:: EXERCISE MATERIALS ::

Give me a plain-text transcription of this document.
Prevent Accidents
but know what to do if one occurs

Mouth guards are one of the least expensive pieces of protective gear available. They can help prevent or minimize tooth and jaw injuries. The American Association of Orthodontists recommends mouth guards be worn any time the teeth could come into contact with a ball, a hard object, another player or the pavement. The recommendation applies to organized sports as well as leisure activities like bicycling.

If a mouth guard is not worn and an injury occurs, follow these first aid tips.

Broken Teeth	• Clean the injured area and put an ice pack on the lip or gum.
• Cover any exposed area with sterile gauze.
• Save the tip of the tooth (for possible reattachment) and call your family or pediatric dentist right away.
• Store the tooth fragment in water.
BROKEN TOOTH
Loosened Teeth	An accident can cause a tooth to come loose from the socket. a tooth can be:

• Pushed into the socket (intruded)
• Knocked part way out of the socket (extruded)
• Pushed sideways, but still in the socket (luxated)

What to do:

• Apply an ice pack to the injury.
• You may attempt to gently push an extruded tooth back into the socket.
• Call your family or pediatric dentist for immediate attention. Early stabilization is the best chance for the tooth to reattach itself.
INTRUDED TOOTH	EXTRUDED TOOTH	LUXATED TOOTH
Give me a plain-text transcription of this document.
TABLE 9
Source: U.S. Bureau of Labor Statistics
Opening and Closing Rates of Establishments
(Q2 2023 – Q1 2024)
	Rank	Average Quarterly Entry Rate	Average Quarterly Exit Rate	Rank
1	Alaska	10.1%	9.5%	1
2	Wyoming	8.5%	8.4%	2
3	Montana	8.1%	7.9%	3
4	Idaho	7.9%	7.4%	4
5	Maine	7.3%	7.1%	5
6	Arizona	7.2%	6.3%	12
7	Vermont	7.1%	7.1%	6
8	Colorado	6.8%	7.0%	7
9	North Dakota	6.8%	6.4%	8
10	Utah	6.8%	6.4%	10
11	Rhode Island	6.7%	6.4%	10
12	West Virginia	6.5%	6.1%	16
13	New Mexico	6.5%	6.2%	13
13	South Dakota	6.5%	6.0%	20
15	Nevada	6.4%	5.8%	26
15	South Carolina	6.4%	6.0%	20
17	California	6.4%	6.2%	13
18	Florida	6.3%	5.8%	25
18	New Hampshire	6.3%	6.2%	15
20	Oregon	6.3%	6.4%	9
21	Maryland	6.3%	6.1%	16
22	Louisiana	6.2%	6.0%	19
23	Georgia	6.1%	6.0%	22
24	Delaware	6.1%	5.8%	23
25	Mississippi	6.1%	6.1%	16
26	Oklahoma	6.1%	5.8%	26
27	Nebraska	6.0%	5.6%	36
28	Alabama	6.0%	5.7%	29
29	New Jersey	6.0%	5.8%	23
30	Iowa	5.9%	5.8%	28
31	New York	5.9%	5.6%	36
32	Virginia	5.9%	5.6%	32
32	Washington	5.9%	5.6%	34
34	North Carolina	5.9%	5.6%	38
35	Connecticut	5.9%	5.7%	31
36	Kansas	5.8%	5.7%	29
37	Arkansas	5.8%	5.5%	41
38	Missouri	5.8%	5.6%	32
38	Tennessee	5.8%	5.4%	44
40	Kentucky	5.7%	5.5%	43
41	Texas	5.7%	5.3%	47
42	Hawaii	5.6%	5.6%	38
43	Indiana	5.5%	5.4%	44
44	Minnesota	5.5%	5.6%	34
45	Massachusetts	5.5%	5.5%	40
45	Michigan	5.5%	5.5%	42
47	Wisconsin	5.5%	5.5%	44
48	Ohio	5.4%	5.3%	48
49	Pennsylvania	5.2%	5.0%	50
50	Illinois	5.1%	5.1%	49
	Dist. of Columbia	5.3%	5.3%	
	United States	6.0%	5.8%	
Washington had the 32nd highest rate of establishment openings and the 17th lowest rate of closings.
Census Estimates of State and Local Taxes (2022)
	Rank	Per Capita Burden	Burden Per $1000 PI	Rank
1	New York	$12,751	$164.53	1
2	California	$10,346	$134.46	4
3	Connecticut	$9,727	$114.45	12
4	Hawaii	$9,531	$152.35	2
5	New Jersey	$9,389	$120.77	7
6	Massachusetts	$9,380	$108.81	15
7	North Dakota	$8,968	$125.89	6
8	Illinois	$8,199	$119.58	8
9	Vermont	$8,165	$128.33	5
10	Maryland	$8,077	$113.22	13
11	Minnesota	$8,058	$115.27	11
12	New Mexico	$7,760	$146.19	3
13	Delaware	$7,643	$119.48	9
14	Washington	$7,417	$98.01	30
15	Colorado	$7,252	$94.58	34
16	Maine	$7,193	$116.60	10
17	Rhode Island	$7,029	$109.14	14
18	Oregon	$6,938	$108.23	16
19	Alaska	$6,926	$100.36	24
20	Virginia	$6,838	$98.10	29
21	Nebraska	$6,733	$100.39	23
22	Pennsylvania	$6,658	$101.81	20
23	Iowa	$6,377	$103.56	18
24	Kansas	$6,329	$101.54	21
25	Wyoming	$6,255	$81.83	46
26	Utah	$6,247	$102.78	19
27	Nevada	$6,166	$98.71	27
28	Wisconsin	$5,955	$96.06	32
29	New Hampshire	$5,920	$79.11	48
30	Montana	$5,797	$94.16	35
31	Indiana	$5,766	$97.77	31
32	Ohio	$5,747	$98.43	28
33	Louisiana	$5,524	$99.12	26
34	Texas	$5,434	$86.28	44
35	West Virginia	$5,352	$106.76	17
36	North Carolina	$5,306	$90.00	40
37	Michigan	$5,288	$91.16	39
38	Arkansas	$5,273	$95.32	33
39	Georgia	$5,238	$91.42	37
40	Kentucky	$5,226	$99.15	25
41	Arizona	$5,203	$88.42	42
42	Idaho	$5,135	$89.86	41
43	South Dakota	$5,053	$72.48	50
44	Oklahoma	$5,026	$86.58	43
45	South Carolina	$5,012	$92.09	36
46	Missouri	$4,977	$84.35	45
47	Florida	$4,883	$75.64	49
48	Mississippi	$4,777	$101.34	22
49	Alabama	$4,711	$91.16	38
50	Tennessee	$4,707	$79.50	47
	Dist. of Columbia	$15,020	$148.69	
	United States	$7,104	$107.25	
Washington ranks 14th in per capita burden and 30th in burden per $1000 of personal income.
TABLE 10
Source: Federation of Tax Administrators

:::

Copy out each record, keeping every word as it is.

Give me a plain-text transcription of this document.
Prevent Accidents
but know what to do if one occurs

Mouth guards are one of the least expensive pieces of protective gear available. They can help prevent or minimize tooth and jaw injuries. The American Association of Orthodontists recommends mouth guards be worn any time the teeth could come into contact with a ball, a hard object, another player or the pavement. The recommendation applies to organized sports as well as leisure activities like bicycling.

If a mouth guard is not worn and an injury occurs, follow these first aid tips.

Broken Teeth	• Clean the injured area and put an ice pack on the lip or gum.
• Cover any exposed area with sterile gauze.
• Save the tip of the tooth (for possible reattachment) and call your family or pediatric dentist right away.
• Store the tooth fragment in water.
BROKEN TOOTH
Loosened Teeth	An accident can cause a tooth to come loose from the socket. a tooth can be:

• Pushed into the socket (intruded)
• Knocked part way out of the socket (extruded)
• Pushed sideways, but still in the socket (luxated)

What to do:

• Apply an ice pack to the injury.
• You may attempt to gently push an extruded tooth back into the socket.
• Call your family or pediatric dentist for immediate attention. Early stabilization is the best chance for the tooth to reattach itself.
INTRUDED TOOTH	EXTRUDED TOOTH	LUXATED TOOTH
Give me a plain-text transcription of this document.
TABLE 9
Source: U.S. Bureau of Labor Statistics
Opening and Closing Rates of Establishments
(Q2 2023 – Q1 2024)
	Rank	Average Quarterly Entry Rate	Average Quarterly Exit Rate	Rank
1	Alaska	10.1%	9.5%	1
2	Wyoming	8.5%	8.4%	2
3	Montana	8.1%	7.9%	3
4	Idaho	7.9%	7.4%	4
5	Maine	7.3%	7.1%	5
6	Arizona	7.2%	6.3%	12
7	Vermont	7.1%	7.1%	6
8	Colorado	6.8%	7.0%	7
9	North Dakota	6.8%	6.4%	8
10	Utah	6.8%	6.4%	10
11	Rhode Island	6.7%	6.4%	10
12	West Virginia	6.5%	6.1%	16
13	New Mexico	6.5%	6.2%	13
13	South Dakota	6.5%	6.0%	20
15	Nevada	6.4%	5.8%	26
15	South Carolina	6.4%	6.0%	20
17	California	6.4%	6.2%	13
18	Florida	6.3%	5.8%	25
18	New Hampshire	6.3%	6.2%	15
20	Oregon	6.3%	6.4%	9
21	Maryland	6.3%	6.1%	16
22	Louisiana	6.2%	6.0%	19
23	Georgia	6.1%	6.0%	22
24	Delaware	6.1%	5.8%	23
25	Mississippi	6.1%	6.1%	16
26	Oklahoma	6.1%	5.8%	26
27	Nebraska	6.0%	5.6%	36
28	Alabama	6.0%	5.7%	29
29	New Jersey	6.0%	5.8%	23
30	Iowa	5.9%	5.8%	28
31	New York	5.9%	5.6%	36
32	Virginia	5.9%	5.6%	32
32	Washington	5.9%	5.6%	34
34	North Carolina	5.9%	5.6%	38
35	Connecticut	5.9%	5.7%	31
36	Kansas	5.8%	5.7%	29
37	Arkansas	5.8%	5.5%	41
38	Missouri	5.8%	5.6%	32
38	Tennessee	5.8%	5.4%	44
40	Kentucky	5.7%	5.5%	43
41	Texas	5.7%	5.3%	47
42	Hawaii	5.6%	5.6%	38
43	Indiana	5.5%	5.4%	44
44	Minnesota	5.5%	5.6%	34
45	Massachusetts	5.5%	5.5%	40
45	Michigan	5.5%	5.5%	42
47	Wisconsin	5.5%	5.5%	44
48	Ohio	5.4%	5.3%	48
49	Pennsylvania	5.2%	5.0%	50
50	Illinois	5.1%	5.1%	49
	Dist. of Columbia	5.3%	5.3%	
	United States	6.0%	5.8%	
Washington had the 32nd highest rate of establishment openings and the 17th lowest rate of closings.
Census Estimates of State and Local Taxes (2022)
	Rank	Per Capita Burden	Burden Per $1000 PI	Rank
1	New York	$12,751	$164.53	1
2	California	$10,346	$134.46	4
3	Connecticut	$9,727	$114.45	12
4	Hawaii	$9,531	$152.35	2
5	New Jersey	$9,389	$120.77	7
6	Massachusetts	$9,380	$108.81	15
7	North Dakota	$8,968	$125.89	6
8	Illinois	$8,199	$119.58	8
9	Vermont	$8,165	$128.33	5
10	Maryland	$8,077	$113.22	13
11	Minnesota	$8,058	$115.27	11
12	New Mexico	$7,760	$146.19	3
13	Delaware	$7,643	$119.48	9
14	Washington	$7,417	$98.01	30
15	Colorado	$7,252	$94.58	34
16	Maine	$7,193	$116.60	10
17	Rhode Island	$7,029	$109.14	14
18	Oregon	$6,938	$108.23	16
19	Alaska	$6,926	$100.36	24
20	Virginia	$6,838	$98.10	29
21	Nebraska	$6,733	$100.39	23
22	Pennsylvania	$6,658	$101.81	20
23	Iowa	$6,377	$103.56	18
24	Kansas	$6,329	$101.54	21
25	Wyoming	$6,255	$81.83	46
26	Utah	$6,247	$102.78	19
27	Nevada	$6,166	$98.71	27
28	Wisconsin	$5,955	$96.06	32
29	New Hampshire	$5,920	$79.11	48
30	Montana	$5,797	$94.16	35
31	Indiana	$5,766	$97.77	31
32	Ohio	$5,747	$98.43	28
33	Louisiana	$5,524	$99.12	26
34	Texas	$5,434	$86.28	44
35	West Virginia	$5,352	$106.76	17
36	North Carolina	$5,306	$90.00	40
37	Michigan	$5,288	$91.16	39
38	Arkansas	$5,273	$95.32	33
39	Georgia	$5,238	$91.42	37
40	Kentucky	$5,226	$99.15	25
41	Arizona	$5,203	$88.42	42
42	Idaho	$5,135	$89.86	41
43	South Dakota	$5,053	$72.48	50
44	Oklahoma	$5,026	$86.58	43
45	South Carolina	$5,012	$92.09	36
46	Missouri	$4,977	$84.35	45
47	Florida	$4,883	$75.64	49
48	Mississippi	$4,777	$101.34	22
49	Alabama	$4,711	$91.16	38
50	Tennessee	$4,707	$79.50	47
	Dist. of Columbia	$15,020	$148.69	
	United States	$7,104	$107.25	
Washington ranks 14th in per capita burden and 30th in burden per $1000 of personal income.
TABLE 10
Source: Federation of Tax Administrators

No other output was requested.